What is being asked: Copy all the material that follows, keeping every character the same.

Records:
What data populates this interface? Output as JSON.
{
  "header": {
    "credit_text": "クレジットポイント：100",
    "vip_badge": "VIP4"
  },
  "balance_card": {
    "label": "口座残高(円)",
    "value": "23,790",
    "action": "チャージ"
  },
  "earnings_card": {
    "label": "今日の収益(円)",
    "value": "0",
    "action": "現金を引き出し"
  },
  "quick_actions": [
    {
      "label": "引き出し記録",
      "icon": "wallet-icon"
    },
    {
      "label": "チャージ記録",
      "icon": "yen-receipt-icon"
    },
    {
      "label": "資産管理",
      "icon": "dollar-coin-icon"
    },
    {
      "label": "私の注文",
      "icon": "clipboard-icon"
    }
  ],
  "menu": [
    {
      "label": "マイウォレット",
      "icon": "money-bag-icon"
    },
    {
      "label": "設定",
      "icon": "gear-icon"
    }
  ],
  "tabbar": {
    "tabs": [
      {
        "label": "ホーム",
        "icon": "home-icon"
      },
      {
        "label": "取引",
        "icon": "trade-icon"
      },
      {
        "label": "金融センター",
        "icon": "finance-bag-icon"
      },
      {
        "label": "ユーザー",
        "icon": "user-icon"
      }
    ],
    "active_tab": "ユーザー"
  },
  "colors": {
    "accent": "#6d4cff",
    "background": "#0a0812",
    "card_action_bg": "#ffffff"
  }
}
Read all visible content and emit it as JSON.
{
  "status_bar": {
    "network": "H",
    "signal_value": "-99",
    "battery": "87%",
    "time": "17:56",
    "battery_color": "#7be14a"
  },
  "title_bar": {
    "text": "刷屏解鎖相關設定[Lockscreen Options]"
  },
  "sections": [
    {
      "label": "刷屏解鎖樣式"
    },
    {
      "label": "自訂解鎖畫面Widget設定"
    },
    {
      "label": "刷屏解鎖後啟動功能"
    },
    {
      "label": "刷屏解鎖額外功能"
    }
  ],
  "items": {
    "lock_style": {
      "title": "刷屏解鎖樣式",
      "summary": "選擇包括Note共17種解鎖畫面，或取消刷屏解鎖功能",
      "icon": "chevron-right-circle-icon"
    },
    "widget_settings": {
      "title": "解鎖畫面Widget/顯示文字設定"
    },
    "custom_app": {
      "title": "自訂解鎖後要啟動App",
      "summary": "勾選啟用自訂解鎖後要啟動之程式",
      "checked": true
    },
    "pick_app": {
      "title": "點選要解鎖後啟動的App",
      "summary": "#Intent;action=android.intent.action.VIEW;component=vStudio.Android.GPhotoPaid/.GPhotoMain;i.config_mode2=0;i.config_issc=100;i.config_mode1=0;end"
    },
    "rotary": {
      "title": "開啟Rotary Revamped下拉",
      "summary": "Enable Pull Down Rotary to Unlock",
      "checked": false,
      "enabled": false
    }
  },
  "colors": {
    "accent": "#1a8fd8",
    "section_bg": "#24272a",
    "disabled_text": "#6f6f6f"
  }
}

Reply to the exercise:
What data populates this interface? Output as JSON.
{
  "header": {
    "credit_text": "クレジットポイント：100",
    "vip_badge": "VIP4"
  },
  "balance_card": {
    "label": "口座残高(円)",
    "value": "23,790",
    "action": "チャージ"
  },
  "earnings_card": {
    "label": "今日の収益(円)",
    "value": "0",
    "action": "現金を引き出し"
  },
  "quick_actions": [
    {
      "label": "引き出し記録",
      "icon": "wallet-icon"
    },
    {
      "label": "チャージ記録",
      "icon": "yen-receipt-icon"
    },
    {
      "label": "資産管理",
      "icon": "dollar-coin-icon"
    },
    {
      "label": "私の注文",
      "icon": "clipboard-icon"
    }
  ],
  "menu": [
    {
      "label": "マイウォレット",
      "icon": "money-bag-icon"
    },
    {
      "label": "設定",
      "icon": "gear-icon"
    }
  ],
  "tabbar": {
    "tabs": [
      {
        "label": "ホーム",
        "icon": "home-icon"
      },
      {
        "label": "取引",
        "icon": "trade-icon"
      },
      {
        "label": "金融センター",
        "icon": "finance-bag-icon"
      },
      {
        "label": "ユーザー",
        "icon": "user-icon"
      }
    ],
    "active_tab": "ユーザー"
  },
  "colors": {
    "accent": "#6d4cff",
    "background": "#0a0812",
    "card_action_bg": "#ffffff"
  }
}
Read all visible content and emit it as JSON.
{
  "status_bar": {
    "network": "H",
    "signal_value": "-99",
    "battery": "87%",
    "time": "17:56",
    "battery_color": "#7be14a"
  },
  "title_bar": {
    "text": "刷屏解鎖相關設定[Lockscreen Options]"
  },
  "sections": [
    {
      "label": "刷屏解鎖樣式"
    },
    {
      "label": "自訂解鎖畫面Widget設定"
    },
    {
      "label": "刷屏解鎖後啟動功能"
    },
    {
      "label": "刷屏解鎖額外功能"
    }
  ],
  "items": {
    "lock_style": {
      "title": "刷屏解鎖樣式",
      "summary": "選擇包括Note共17種解鎖畫面，或取消刷屏解鎖功能",
      "icon": "chevron-right-circle-icon"
    },
    "widget_settings": {
      "title": "解鎖畫面Widget/顯示文字設定"
    },
    "custom_app": {
      "title": "自訂解鎖後要啟動App",
      "summary": "勾選啟用自訂解鎖後要啟動之程式",
      "checked": true
    },
    "pick_app": {
      "title": "點選要解鎖後啟動的App",
      "summary": "#Intent;action=android.intent.action.VIEW;component=vStudio.Android.GPhotoPaid/.GPhotoMain;i.config_mode2=0;i.config_issc=100;i.config_mode1=0;end"
    },
    "rotary": {
      "title": "開啟Rotary Revamped下拉",
      "summary": "Enable Pull Down Rotary to Unlock",
      "checked": false,
      "enabled": false
    }
  },
  "colors": {
    "accent": "#1a8fd8",
    "section_bg": "#24272a",
    "disabled_text": "#6f6f6f"
  }
}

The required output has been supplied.